AVAILABLE DATA:

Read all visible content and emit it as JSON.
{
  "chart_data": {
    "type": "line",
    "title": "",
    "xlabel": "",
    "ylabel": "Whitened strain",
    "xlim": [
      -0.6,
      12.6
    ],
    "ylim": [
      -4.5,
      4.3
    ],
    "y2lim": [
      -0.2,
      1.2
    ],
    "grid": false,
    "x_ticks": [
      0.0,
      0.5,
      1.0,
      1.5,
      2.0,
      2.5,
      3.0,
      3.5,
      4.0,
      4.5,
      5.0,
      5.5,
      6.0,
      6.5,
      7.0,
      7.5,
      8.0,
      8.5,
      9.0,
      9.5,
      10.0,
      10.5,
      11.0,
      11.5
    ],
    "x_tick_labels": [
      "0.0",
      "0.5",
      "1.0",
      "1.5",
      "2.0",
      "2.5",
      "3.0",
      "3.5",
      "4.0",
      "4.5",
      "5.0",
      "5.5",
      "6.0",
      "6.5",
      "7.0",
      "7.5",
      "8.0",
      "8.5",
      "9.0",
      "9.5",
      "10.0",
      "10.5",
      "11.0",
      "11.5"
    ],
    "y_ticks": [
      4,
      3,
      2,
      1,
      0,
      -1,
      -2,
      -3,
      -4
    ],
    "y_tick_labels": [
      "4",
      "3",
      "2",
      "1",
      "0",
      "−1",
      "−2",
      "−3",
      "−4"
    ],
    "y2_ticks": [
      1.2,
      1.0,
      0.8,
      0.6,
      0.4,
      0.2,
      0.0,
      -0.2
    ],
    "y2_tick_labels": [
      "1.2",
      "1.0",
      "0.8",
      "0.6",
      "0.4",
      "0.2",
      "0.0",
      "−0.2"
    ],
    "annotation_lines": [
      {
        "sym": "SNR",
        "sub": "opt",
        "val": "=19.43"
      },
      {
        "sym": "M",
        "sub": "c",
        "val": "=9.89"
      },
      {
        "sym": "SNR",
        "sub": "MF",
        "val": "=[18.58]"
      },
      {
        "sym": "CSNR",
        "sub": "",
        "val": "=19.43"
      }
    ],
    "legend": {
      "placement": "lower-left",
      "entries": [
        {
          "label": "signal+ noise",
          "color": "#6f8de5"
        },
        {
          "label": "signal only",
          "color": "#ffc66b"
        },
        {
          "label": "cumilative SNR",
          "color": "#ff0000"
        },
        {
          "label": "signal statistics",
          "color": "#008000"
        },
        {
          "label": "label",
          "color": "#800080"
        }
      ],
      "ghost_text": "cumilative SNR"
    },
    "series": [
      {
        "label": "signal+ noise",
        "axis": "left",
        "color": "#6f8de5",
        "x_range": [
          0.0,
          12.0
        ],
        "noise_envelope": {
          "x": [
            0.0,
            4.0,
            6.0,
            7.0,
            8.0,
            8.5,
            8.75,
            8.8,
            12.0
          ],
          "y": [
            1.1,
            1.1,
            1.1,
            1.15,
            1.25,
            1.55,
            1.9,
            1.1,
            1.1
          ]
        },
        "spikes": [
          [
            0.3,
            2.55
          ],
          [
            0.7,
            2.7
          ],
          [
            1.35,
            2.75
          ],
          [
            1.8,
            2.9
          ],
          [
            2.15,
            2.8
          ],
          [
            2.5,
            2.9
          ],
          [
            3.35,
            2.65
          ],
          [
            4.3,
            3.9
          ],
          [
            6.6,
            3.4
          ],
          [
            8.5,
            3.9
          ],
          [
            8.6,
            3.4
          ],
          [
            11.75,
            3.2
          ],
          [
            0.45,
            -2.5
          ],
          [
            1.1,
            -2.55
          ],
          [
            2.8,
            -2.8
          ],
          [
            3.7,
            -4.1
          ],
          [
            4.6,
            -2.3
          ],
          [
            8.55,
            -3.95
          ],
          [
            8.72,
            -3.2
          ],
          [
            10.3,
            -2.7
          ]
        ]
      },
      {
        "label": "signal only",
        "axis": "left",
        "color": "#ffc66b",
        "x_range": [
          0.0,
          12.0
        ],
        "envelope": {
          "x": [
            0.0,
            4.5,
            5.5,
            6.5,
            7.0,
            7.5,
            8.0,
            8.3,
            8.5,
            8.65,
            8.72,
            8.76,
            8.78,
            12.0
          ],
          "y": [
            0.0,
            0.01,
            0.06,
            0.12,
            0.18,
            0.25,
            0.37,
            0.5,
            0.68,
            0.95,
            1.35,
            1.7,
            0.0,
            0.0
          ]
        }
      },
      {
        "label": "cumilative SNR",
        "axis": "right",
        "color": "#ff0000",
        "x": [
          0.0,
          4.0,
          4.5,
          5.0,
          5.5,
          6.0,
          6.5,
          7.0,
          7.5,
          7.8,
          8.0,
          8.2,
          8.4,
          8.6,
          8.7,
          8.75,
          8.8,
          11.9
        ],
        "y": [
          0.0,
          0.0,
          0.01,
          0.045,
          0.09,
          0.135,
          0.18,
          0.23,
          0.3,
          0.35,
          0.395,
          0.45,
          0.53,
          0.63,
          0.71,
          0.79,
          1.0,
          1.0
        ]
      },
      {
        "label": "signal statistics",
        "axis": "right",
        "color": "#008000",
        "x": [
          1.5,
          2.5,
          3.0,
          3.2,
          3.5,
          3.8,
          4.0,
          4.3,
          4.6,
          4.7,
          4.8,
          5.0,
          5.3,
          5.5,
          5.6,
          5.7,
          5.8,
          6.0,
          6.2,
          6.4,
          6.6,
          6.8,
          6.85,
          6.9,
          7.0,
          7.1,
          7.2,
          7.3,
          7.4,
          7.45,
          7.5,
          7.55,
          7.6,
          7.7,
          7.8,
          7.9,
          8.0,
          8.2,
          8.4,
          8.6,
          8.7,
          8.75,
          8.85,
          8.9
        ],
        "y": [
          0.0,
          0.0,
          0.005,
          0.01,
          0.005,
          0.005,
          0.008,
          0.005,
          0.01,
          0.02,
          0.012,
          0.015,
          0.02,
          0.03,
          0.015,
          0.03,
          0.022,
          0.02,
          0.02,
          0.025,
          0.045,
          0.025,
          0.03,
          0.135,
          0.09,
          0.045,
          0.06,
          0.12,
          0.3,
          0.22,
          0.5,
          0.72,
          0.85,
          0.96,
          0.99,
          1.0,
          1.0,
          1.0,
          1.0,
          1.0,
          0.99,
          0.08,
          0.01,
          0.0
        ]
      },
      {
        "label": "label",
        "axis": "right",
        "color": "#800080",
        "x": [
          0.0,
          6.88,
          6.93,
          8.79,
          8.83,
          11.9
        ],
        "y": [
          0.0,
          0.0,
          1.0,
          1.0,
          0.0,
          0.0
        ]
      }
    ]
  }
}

TASK TO CARRY OUT: The entries above must be returned in full, exactly as shown.

CORRECT OUTPUT:
Read all visible content and emit it as JSON.
{
  "chart_data": {
    "type": "line",
    "title": "",
    "xlabel": "",
    "ylabel": "Whitened strain",
    "xlim": [
      -0.6,
      12.6
    ],
    "ylim": [
      -4.5,
      4.3
    ],
    "y2lim": [
      -0.2,
      1.2
    ],
    "grid": false,
    "x_ticks": [
      0.0,
      0.5,
      1.0,
      1.5,
      2.0,
      2.5,
      3.0,
      3.5,
      4.0,
      4.5,
      5.0,
      5.5,
      6.0,
      6.5,
      7.0,
      7.5,
      8.0,
      8.5,
      9.0,
      9.5,
      10.0,
      10.5,
      11.0,
      11.5
    ],
    "x_tick_labels": [
      "0.0",
      "0.5",
      "1.0",
      "1.5",
      "2.0",
      "2.5",
      "3.0",
      "3.5",
      "4.0",
      "4.5",
      "5.0",
      "5.5",
      "6.0",
      "6.5",
      "7.0",
      "7.5",
      "8.0",
      "8.5",
      "9.0",
      "9.5",
      "10.0",
      "10.5",
      "11.0",
      "11.5"
    ],
    "y_ticks": [
      4,
      3,
      2,
      1,
      0,
      -1,
      -2,
      -3,
      -4
    ],
    "y_tick_labels": [
      "4",
      "3",
      "2",
      "1",
      "0",
      "−1",
      "−2",
      "−3",
      "−4"
    ],
    "y2_ticks": [
      1.2,
      1.0,
      0.8,
      0.6,
      0.4,
      0.2,
      0.0,
      -0.2
    ],
    "y2_tick_labels": [
      "1.2",
      "1.0",
      "0.8",
      "0.6",
      "0.4",
      "0.2",
      "0.0",
      "−0.2"
    ],
    "annotation_lines": [
      {
        "sym": "SNR",
        "sub": "opt",
        "val": "=19.43"
      },
      {
        "sym": "M",
        "sub": "c",
        "val": "=9.89"
      },
      {
        "sym": "SNR",
        "sub": "MF",
        "val": "=[18.58]"
      },
      {
        "sym": "CSNR",
        "sub": "",
        "val": "=19.43"
      }
    ],
    "legend": {
      "placement": "lower-left",
      "entries": [
        {
          "label": "signal+ noise",
          "color": "#6f8de5"
        },
        {
          "label": "signal only",
          "color": "#ffc66b"
        },
        {
          "label": "cumilative SNR",
          "color": "#ff0000"
        },
        {
          "label": "signal statistics",
          "color": "#008000"
        },
        {
          "label": "label",
          "color": "#800080"
        }
      ],
      "ghost_text": "cumilative SNR"
    },
    "series": [
      {
        "label": "signal+ noise",
        "axis": "left",
        "color": "#6f8de5",
        "x_range": [
          0.0,
          12.0
        ],
        "noise_envelope": {
          "x": [
            0.0,
            4.0,
            6.0,
            7.0,
            8.0,
            8.5,
            8.75,
            8.8,
            12.0
          ],
          "y": [
            1.1,
            1.1,
            1.1,
            1.15,
            1.25,
            1.55,
            1.9,
            1.1,
            1.1
          ]
        },
        "spikes": [
          [
            0.3,
            2.55
          ],
          [
            0.7,
            2.7
          ],
          [
            1.35,
            2.75
          ],
          [
            1.8,
            2.9
          ],
          [
            2.15,
            2.8
          ],
          [
            2.5,
            2.9
          ],
          [
            3.35,
            2.65
          ],
          [
            4.3,
            3.9
          ],
          [
            6.6,
            3.4
          ],
          [
            8.5,
            3.9
          ],
          [
            8.6,
            3.4
          ],
          [
            11.75,
            3.2
          ],
          [
            0.45,
            -2.5
          ],
          [
            1.1,
            -2.55
          ],
          [
            2.8,
            -2.8
          ],
          [
            3.7,
            -4.1
          ],
          [
            4.6,
            -2.3
          ],
          [
            8.55,
            -3.95
          ],
          [
            8.72,
            -3.2
          ],
          [
            10.3,
            -2.7
          ]
        ]
      },
      {
        "label": "signal only",
        "axis": "left",
        "color": "#ffc66b",
        "x_range": [
          0.0,
          12.0
        ],
        "envelope": {
          "x": [
            0.0,
            4.5,
            5.5,
            6.5,
            7.0,
            7.5,
            8.0,
            8.3,
            8.5,
            8.65,
            8.72,
            8.76,
            8.78,
            12.0
          ],
          "y": [
            0.0,
            0.01,
            0.06,
            0.12,
            0.18,
            0.25,
            0.37,
            0.5,
            0.68,
            0.95,
            1.35,
            1.7,
            0.0,
            0.0
          ]
        }
      },
      {
        "label": "cumilative SNR",
        "axis": "right",
        "color": "#ff0000",
        "x": [
          0.0,
          4.0,
          4.5,
          5.0,
          5.5,
          6.0,
          6.5,
          7.0,
          7.5,
          7.8,
          8.0,
          8.2,
          8.4,
          8.6,
          8.7,
          8.75,
          8.8,
          11.9
        ],
        "y": [
          0.0,
          0.0,
          0.01,
          0.045,
          0.09,
          0.135,
          0.18,
          0.23,
          0.3,
          0.35,
          0.395,
          0.45,
          0.53,
          0.63,
          0.71,
          0.79,
          1.0,
          1.0
        ]
      },
      {
        "label": "signal statistics",
        "axis": "right",
        "color": "#008000",
        "x": [
          1.5,
          2.5,
          3.0,
          3.2,
          3.5,
          3.8,
          4.0,
          4.3,
          4.6,
          4.7,
          4.8,
          5.0,
          5.3,
          5.5,
          5.6,
          5.7,
          5.8,
          6.0,
          6.2,
          6.4,
          6.6,
          6.8,
          6.85,
          6.9,
          7.0,
          7.1,
          7.2,
          7.3,
          7.4,
          7.45,
          7.5,
          7.55,
          7.6,
          7.7,
          7.8,
          7.9,
          8.0,
          8.2,
          8.4,
          8.6,
          8.7,
          8.75,
          8.85,
          8.9
        ],
        "y": [
          0.0,
          0.0,
          0.005,
          0.01,
          0.005,
          0.005,
          0.008,
          0.005,
          0.01,
          0.02,
          0.012,
          0.015,
          0.02,
          0.03,
          0.015,
          0.03,
          0.022,
          0.02,
          0.02,
          0.025,
          0.045,
          0.025,
          0.03,
          0.135,
          0.09,
          0.045,
          0.06,
          0.12,
          0.3,
          0.22,
          0.5,
          0.72,
          0.85,
          0.96,
          0.99,
          1.0,
          1.0,
          1.0,
          1.0,
          1.0,
          0.99,
          0.08,
          0.01,
          0.0
        ]
      },
      {
        "label": "label",
        "axis": "right",
        "color": "#800080",
        "x": [
          0.0,
          6.88,
          6.93,
          8.79,
          8.83,
          11.9
        ],
        "y": [
          0.0,
          0.0,
          1.0,
          1.0,
          0.0,
          0.0
        ]
      }
    ]
  }
}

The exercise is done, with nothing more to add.